YOUR INSTRUCTIONS: Without the images, write out all of the following entries exactly.

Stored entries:
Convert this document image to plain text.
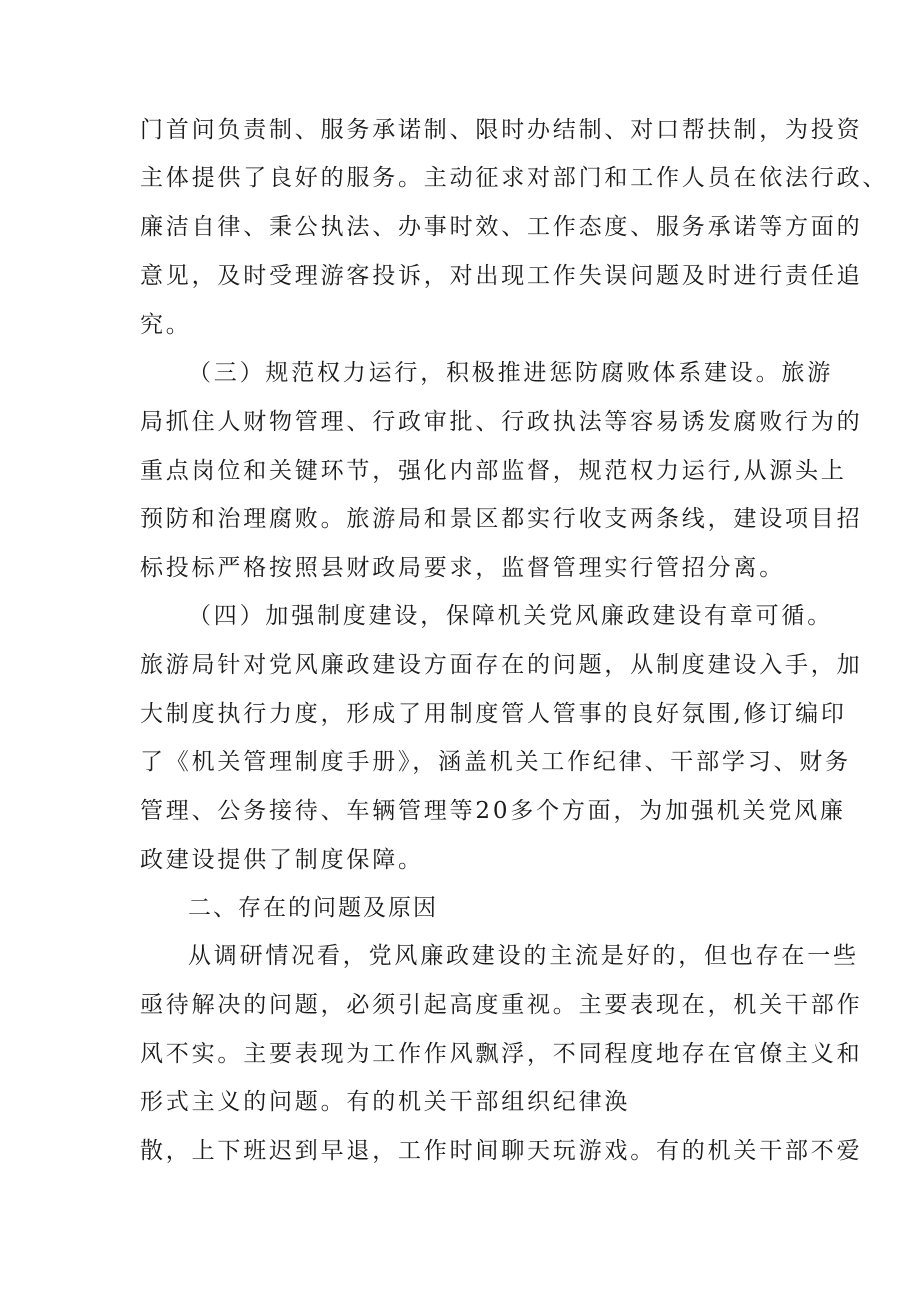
门首问负责制、服务承诺制、限时办结制、对口帮扶制，为投资
主体提供了良好的服务。主动征求对部门和工作人员在依法行政、
廉洁自律、秉公执法、办事时效、工作态度、服务承诺等方面的
意见，及时受理游客投诉，对出现工作失误问题及时进行责任追
究。
（三）规范权力运行，积极推进惩防腐败体系建设。旅游
局抓住人财物管理、行政审批、行政执法等容易诱发腐败行为的
重点岗位和关键环节，强化内部监督，规范权力运行,从源头上
预防和治理腐败。旅游局和景区都实行收支两条线，建设项目招
标投标严格按照县财政局要求，监督管理实行管招分离。
（四）加强制度建设，保障机关党风廉政建设有章可循。
旅游局针对党风廉政建设方面存在的问题，从制度建设入手，加
大制度执行力度，形成了用制度管人管事的良好氛围,修订编印
了《机关管理制度手册》，涵盖机关工作纪律、干部学习、财务
管理、公务接待、车辆管理等20多个方面，为加强机关党风廉
政建设提供了制度保障。
二、存在的问题及原因
从调研情况看，党风廉政建设的主流是好的，但也存在一些
亟待解决的问题，必须引起高度重视。主要表现在，机关干部作
风不实。主要表现为工作作风飘浮，不同程度地存在官僚主义和
形式主义的问题。有的机关干部组织纪律涣
散，上下班迟到早退，工作时间聊天玩游戏。有的机关干部不爱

RESULT OF THE TASK:
Convert this document image to plain text.
门首问负责制、服务承诺制、限时办结制、对口帮扶制，为投资
主体提供了良好的服务。主动征求对部门和工作人员在依法行政、
廉洁自律、秉公执法、办事时效、工作态度、服务承诺等方面的
意见，及时受理游客投诉，对出现工作失误问题及时进行责任追
究。
（三）规范权力运行，积极推进惩防腐败体系建设。旅游
局抓住人财物管理、行政审批、行政执法等容易诱发腐败行为的
重点岗位和关键环节，强化内部监督，规范权力运行,从源头上
预防和治理腐败。旅游局和景区都实行收支两条线，建设项目招
标投标严格按照县财政局要求，监督管理实行管招分离。
（四）加强制度建设，保障机关党风廉政建设有章可循。
旅游局针对党风廉政建设方面存在的问题，从制度建设入手，加
大制度执行力度，形成了用制度管人管事的良好氛围,修订编印
了《机关管理制度手册》，涵盖机关工作纪律、干部学习、财务
管理、公务接待、车辆管理等20多个方面，为加强机关党风廉
政建设提供了制度保障。
二、存在的问题及原因
从调研情况看，党风廉政建设的主流是好的，但也存在一些
亟待解决的问题，必须引起高度重视。主要表现在，机关干部作
风不实。主要表现为工作作风飘浮，不同程度地存在官僚主义和
形式主义的问题。有的机关干部组织纪律涣
散，上下班迟到早退，工作时间聊天玩游戏。有的机关干部不爱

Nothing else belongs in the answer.